Instructions for the task:
Extract all of the entries and give them again, word for word.

Excerpted data:
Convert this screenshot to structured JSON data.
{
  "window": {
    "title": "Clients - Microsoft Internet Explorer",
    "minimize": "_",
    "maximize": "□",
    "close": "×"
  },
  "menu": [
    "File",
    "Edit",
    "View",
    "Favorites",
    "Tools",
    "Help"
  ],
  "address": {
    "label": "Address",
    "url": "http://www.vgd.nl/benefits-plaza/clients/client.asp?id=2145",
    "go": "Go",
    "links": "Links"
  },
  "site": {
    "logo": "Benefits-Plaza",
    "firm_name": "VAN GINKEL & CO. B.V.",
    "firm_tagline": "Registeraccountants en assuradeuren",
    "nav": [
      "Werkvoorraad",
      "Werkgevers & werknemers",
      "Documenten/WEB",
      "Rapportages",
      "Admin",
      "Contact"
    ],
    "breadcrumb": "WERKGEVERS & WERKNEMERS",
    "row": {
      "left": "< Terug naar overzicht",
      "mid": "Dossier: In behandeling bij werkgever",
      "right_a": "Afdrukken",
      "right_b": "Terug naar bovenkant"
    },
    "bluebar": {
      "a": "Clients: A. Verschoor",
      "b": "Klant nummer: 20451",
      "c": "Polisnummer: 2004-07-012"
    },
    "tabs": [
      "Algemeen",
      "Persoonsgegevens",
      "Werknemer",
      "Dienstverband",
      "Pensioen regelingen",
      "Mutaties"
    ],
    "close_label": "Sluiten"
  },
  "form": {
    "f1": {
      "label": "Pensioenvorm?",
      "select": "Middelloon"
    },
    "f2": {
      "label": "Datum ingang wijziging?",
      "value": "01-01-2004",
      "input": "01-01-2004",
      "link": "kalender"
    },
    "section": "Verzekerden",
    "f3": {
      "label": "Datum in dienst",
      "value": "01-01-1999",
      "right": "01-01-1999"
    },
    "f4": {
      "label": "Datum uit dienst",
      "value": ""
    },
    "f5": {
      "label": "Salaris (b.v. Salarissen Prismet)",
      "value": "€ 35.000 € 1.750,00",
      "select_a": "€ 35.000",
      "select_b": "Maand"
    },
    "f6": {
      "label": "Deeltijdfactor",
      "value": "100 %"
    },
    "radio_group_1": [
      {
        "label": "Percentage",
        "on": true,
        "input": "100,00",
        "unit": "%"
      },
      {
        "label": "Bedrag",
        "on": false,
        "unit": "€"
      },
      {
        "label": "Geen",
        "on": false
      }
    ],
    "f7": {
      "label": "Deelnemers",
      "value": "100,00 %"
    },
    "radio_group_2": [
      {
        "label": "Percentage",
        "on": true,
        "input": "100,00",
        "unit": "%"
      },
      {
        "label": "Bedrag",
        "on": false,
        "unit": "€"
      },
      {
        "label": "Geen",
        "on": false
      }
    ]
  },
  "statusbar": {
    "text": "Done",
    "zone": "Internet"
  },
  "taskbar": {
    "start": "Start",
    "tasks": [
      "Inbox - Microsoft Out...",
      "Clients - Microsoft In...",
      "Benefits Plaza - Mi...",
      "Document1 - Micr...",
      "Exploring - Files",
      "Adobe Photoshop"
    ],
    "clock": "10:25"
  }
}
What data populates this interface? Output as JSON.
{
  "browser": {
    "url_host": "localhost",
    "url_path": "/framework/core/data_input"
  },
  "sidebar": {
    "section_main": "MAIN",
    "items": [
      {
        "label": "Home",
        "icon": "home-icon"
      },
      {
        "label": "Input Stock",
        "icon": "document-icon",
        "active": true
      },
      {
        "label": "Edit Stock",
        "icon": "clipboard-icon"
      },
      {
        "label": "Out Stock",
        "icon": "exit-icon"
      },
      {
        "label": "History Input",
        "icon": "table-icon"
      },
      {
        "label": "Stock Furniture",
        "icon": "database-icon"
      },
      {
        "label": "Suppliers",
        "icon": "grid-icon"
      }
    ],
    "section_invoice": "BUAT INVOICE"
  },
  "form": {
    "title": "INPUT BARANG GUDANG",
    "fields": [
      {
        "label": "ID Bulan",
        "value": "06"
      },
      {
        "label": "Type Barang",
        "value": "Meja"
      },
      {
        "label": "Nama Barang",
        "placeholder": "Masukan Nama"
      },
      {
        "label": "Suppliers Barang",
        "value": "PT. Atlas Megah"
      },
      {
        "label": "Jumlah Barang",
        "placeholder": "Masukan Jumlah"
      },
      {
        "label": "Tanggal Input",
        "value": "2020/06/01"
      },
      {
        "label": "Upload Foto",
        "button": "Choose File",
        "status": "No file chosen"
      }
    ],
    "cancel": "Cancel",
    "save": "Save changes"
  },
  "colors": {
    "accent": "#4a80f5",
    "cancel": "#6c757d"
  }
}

Exercise result:
Convert this screenshot to structured JSON data.
{
  "window": {
    "title": "Clients - Microsoft Internet Explorer",
    "minimize": "_",
    "maximize": "□",
    "close": "×"
  },
  "menu": [
    "File",
    "Edit",
    "View",
    "Favorites",
    "Tools",
    "Help"
  ],
  "address": {
    "label": "Address",
    "url": "http://www.vgd.nl/benefits-plaza/clients/client.asp?id=2145",
    "go": "Go",
    "links": "Links"
  },
  "site": {
    "logo": "Benefits-Plaza",
    "firm_name": "VAN GINKEL & CO. B.V.",
    "firm_tagline": "Registeraccountants en assuradeuren",
    "nav": [
      "Werkvoorraad",
      "Werkgevers & werknemers",
      "Documenten/WEB",
      "Rapportages",
      "Admin",
      "Contact"
    ],
    "breadcrumb": "WERKGEVERS & WERKNEMERS",
    "row": {
      "left": "< Terug naar overzicht",
      "mid": "Dossier: In behandeling bij werkgever",
      "right_a": "Afdrukken",
      "right_b": "Terug naar bovenkant"
    },
    "bluebar": {
      "a": "Clients: A. Verschoor",
      "b": "Klant nummer: 20451",
      "c": "Polisnummer: 2004-07-012"
    },
    "tabs": [
      "Algemeen",
      "Persoonsgegevens",
      "Werknemer",
      "Dienstverband",
      "Pensioen regelingen",
      "Mutaties"
    ],
    "close_label": "Sluiten"
  },
  "form": {
    "f1": {
      "label": "Pensioenvorm?",
      "select": "Middelloon"
    },
    "f2": {
      "label": "Datum ingang wijziging?",
      "value": "01-01-2004",
      "input": "01-01-2004",
      "link": "kalender"
    },
    "section": "Verzekerden",
    "f3": {
      "label": "Datum in dienst",
      "value": "01-01-1999",
      "right": "01-01-1999"
    },
    "f4": {
      "label": "Datum uit dienst",
      "value": ""
    },
    "f5": {
      "label": "Salaris (b.v. Salarissen Prismet)",
      "value": "€ 35.000 € 1.750,00",
      "select_a": "€ 35.000",
      "select_b": "Maand"
    },
    "f6": {
      "label": "Deeltijdfactor",
      "value": "100 %"
    },
    "radio_group_1": [
      {
        "label": "Percentage",
        "on": true,
        "input": "100,00",
        "unit": "%"
      },
      {
        "label": "Bedrag",
        "on": false,
        "unit": "€"
      },
      {
        "label": "Geen",
        "on": false
      }
    ],
    "f7": {
      "label": "Deelnemers",
      "value": "100,00 %"
    },
    "radio_group_2": [
      {
        "label": "Percentage",
        "on": true,
        "input": "100,00",
        "unit": "%"
      },
      {
        "label": "Bedrag",
        "on": false,
        "unit": "€"
      },
      {
        "label": "Geen",
        "on": false
      }
    ]
  },
  "statusbar": {
    "text": "Done",
    "zone": "Internet"
  },
  "taskbar": {
    "start": "Start",
    "tasks": [
      "Inbox - Microsoft Out...",
      "Clients - Microsoft In...",
      "Benefits Plaza - Mi...",
      "Document1 - Micr...",
      "Exploring - Files",
      "Adobe Photoshop"
    ],
    "clock": "10:25"
  }
}
What data populates this interface? Output as JSON.
{
  "browser": {
    "url_host": "localhost",
    "url_path": "/framework/core/data_input"
  },
  "sidebar": {
    "section_main": "MAIN",
    "items": [
      {
        "label": "Home",
        "icon": "home-icon"
      },
      {
        "label": "Input Stock",
        "icon": "document-icon",
        "active": true
      },
      {
        "label": "Edit Stock",
        "icon": "clipboard-icon"
      },
      {
        "label": "Out Stock",
        "icon": "exit-icon"
      },
      {
        "label": "History Input",
        "icon": "table-icon"
      },
      {
        "label": "Stock Furniture",
        "icon": "database-icon"
      },
      {
        "label": "Suppliers",
        "icon": "grid-icon"
      }
    ],
    "section_invoice": "BUAT INVOICE"
  },
  "form": {
    "title": "INPUT BARANG GUDANG",
    "fields": [
      {
        "label": "ID Bulan",
        "value": "06"
      },
      {
        "label": "Type Barang",
        "value": "Meja"
      },
      {
        "label": "Nama Barang",
        "placeholder": "Masukan Nama"
      },
      {
        "label": "Suppliers Barang",
        "value": "PT. Atlas Megah"
      },
      {
        "label": "Jumlah Barang",
        "placeholder": "Masukan Jumlah"
      },
      {
        "label": "Tanggal Input",
        "value": "2020/06/01"
      },
      {
        "label": "Upload Foto",
        "button": "Choose File",
        "status": "No file chosen"
      }
    ],
    "cancel": "Cancel",
    "save": "Save changes"
  },
  "colors": {
    "accent": "#4a80f5",
    "cancel": "#6c757d"
  }
}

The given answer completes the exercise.